Segment Start: EXTRACTED TEXT
Wells Fargo Donates Additional $7.9 Million for Small Business Growth

Wells Fargo announced another new boost to diverse small businesses today with $7.9 million in grants from its Diverse Community Capital program, which offers capital and technical assistance to minority-owned small businesses through Community Development Financial Institutions (CDFIs). To date, the program has generated more than 103,000 jobs across the U.S.

“Small businesses are experiencing a time of rapid growth, but entrepreneurs are still struggling to reach their full potential,” said Jon R. Campbell, president of the Wells Fargo Foundation. “By working with CDFIs, we can fund efforts on the ground that remove barriers, expand highly personalized coaching and put more small businesses on a path to succeed, especially in underserved communities. Every community needs small businesses to create jobs and financial stability.”

As part of its new philanthropic strategy announced in June, Wells Fargo is focusing on three societal challenges: housing affordability, small business growth and financial health. Wells Fargo’s Diverse Community Capital (DCC) program is a critical component of the small business strategy and supports business owners who are African-American, Hispanic, American Indian/Pacific Islander, Asian-American, women, veterans, LGBTQ, people with disabilities, and other underrepresented groups.

Launched in 2015, the Wells Fargo Works For Small Business®: Diverse Community Capital program is a collaboration with Opportunity Finance Network (OFN). According to OFN’s latest report, DCC awardees have already made more than 16,000 loans to diverse small business owners resulting in $785 million in lending across 37 states, Washington, D.C. and Puerto Rico. In addition, grant funding has provided for more than 322,000 hours of development services for over 49,000 diverse entrepreneurs. Wells Fargo is on track to invest more than $175 million in diverse small business growth through 2020.

“The DCC program plays a critically important role in helping to strengthen economic mobility for diverse entrepreneurs around the nation,” said Donna Fabiani, OFN’s Executive Vice President of Knowledge Sharing. “These businesses in turn create employment opportunities in their communities. We’re proud to continue our longstanding partnership with Wells Fargo to ensure capital and capacity building resources flow to the small businesses that need them most.”

The newest DCC grantees, funded by the Wells Fargo Foundation, are:

  • Accion, serving Imperial, Riverside, San Bernardino and San Diego counties, Calif. ($300,000): to expand access to capital for Hispanic and African-American small business owners across the counties it serves, including more support for its successful Rapid Loan product.
  • African Development Center, Minneapolis ($500,000): to expand loans and entrepreneurial training to more African immigrants and refugees in a new location in St. Cloud.
  • BBIF, Orlando, Fla. ($500,000): to create a Construction Assistance Incubator Center that propels minority entrepreneurs in the booming construction industry, especially around Jacksonville and Orlando.
  • Business Center for New Americans, New York ($500,000): to increase lending to new Americans, expand a pilot Line of Credit loan product, and provide financial management coaching for minority, women and immigrant entrepreneurs.
Segment End: EXTRACTED TEXT
(WHAT YOU NEED TO DO): According to the Wells Fargo grant announcement, in what year was the Diverse Community Capital program launched? The material that follows is not needed for the task.
Segment Start: DATA EXCERPTS
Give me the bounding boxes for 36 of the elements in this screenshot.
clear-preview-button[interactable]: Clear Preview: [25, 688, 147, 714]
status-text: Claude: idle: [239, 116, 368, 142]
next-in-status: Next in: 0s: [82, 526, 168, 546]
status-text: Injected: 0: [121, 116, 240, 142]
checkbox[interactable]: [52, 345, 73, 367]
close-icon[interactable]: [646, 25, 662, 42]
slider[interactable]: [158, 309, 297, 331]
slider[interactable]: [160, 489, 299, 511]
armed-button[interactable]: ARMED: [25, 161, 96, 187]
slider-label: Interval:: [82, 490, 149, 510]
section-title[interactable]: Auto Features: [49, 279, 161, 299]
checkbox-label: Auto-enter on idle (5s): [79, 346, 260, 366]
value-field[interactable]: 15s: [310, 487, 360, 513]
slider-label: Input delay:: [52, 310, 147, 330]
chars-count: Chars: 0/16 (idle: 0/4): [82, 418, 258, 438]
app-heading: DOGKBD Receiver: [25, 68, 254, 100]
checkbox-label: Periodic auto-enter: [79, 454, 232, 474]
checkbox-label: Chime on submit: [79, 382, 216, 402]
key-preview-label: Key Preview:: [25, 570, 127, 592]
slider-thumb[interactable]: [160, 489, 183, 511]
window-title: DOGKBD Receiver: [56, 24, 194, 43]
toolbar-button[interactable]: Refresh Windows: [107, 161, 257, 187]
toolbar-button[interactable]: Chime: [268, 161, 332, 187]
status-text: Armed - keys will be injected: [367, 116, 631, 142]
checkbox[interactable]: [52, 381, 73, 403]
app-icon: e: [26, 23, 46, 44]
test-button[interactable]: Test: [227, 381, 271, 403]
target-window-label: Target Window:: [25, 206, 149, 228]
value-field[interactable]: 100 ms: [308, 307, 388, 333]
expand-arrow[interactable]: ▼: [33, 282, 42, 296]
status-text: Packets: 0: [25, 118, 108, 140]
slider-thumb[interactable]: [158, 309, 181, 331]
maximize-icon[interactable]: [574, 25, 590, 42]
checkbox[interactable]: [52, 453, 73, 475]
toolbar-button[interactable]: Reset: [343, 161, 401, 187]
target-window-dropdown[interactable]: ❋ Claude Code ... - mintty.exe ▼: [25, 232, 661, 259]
Segment End: DATA EXCERPTS
(SOLUTION): 2015